Dataset records
**********
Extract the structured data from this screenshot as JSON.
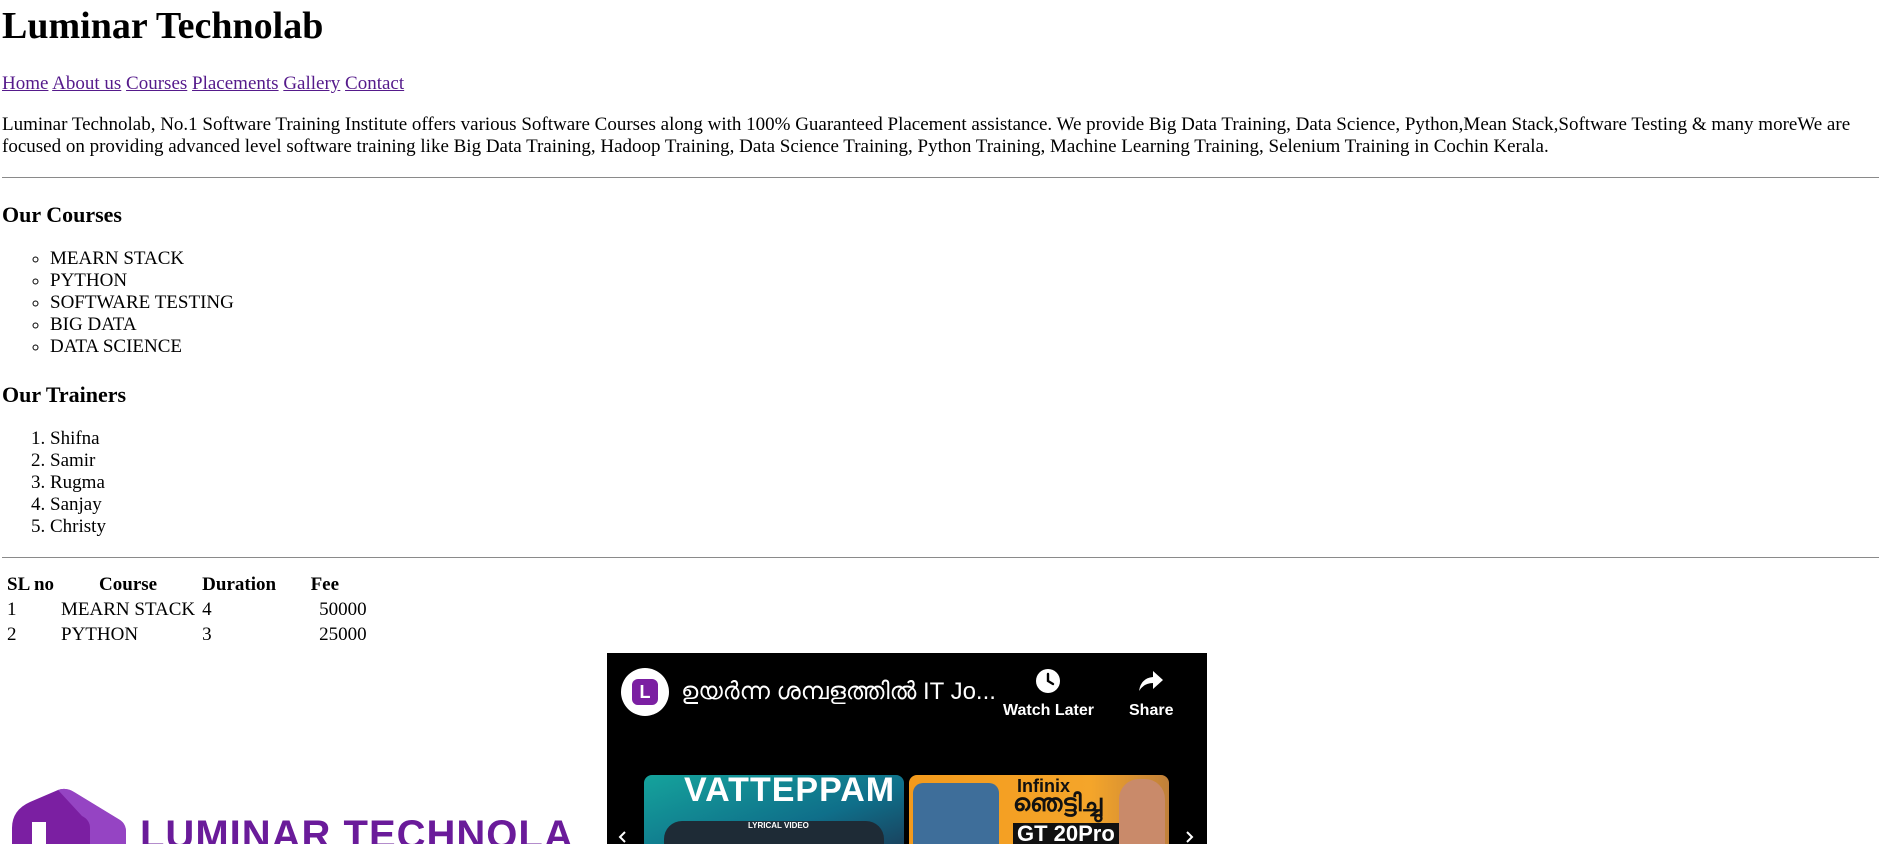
{
  "site": {
    "title": "Luminar Technolab"
  },
  "nav": {
    "items": [
      "Home",
      "About us",
      "Courses",
      "Placements",
      "Gallery",
      "Contact"
    ]
  },
  "intro": {
    "text": "Luminar Technolab, No.1 Software Training Institute offers various Software Courses along with 100% Guaranteed Placement assistance. We provide Big Data Training, Data Science, Python,Mean Stack,Software Testing & many moreWe are focused on providing advanced level software training like Big Data Training, Hadoop Training, Data Science Training, Python Training, Machine Learning Training, Selenium Training in Cochin Kerala."
  },
  "courses": {
    "heading": "Our Courses",
    "items": [
      "MEARN STACK",
      "PYTHON",
      "SOFTWARE TESTING",
      "BIG DATA",
      "DATA SCIENCE"
    ]
  },
  "trainers": {
    "heading": "Our Trainers",
    "items": [
      "Shifna",
      "Samir",
      "Rugma",
      "Sanjay",
      "Christy"
    ]
  },
  "table": {
    "headers": [
      "SL no",
      "Course",
      "Duration",
      "Fee"
    ],
    "rows": [
      [
        "1",
        "MEARN STACK",
        "4",
        "50000"
      ],
      [
        "2",
        "PYTHON",
        "3",
        "25000"
      ]
    ]
  },
  "logo": {
    "text": "LUMINAR TECHNOLAB",
    "color": "#6a1b9a"
  },
  "video": {
    "channel_initial": "L",
    "title": "ഉയർന്ന ശമ്പളത്തിൽ IT Jo...",
    "watch_later_label": "Watch Later",
    "share_label": "Share",
    "thumb1_title": "VATTEPPAM",
    "thumb1_sub": "LYRICAL VIDEO",
    "thumb2_brand": "Infinix",
    "thumb2_line": "ഞെട്ടിച്ചു",
    "thumb2_model": "GT 20Pro"
  },
  "colors": {
    "link": "#551a8b",
    "video_bg": "#000000",
    "brand_purple": "#7b1fa2"
  }
}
**********
Your objective = Search the preceding listing for the word "text" and pull out every line that holds it.

Solution for this exercise =
    "text": "Luminar Technolab, No.1 Software Training Institute offers various Software Courses along with 100% Guaranteed Placement assistance. We provide Big Data Training, Data Science, Python,Mean Stack,Software Testing & many moreWe are focused on providing advanced level software training like Big Data Training, Hadoop Training, Data Science Training, Python Training, Machine Learning Training, Selenium Training in Cochin Kerala."
    "text": "LUMINAR TECHNOLAB",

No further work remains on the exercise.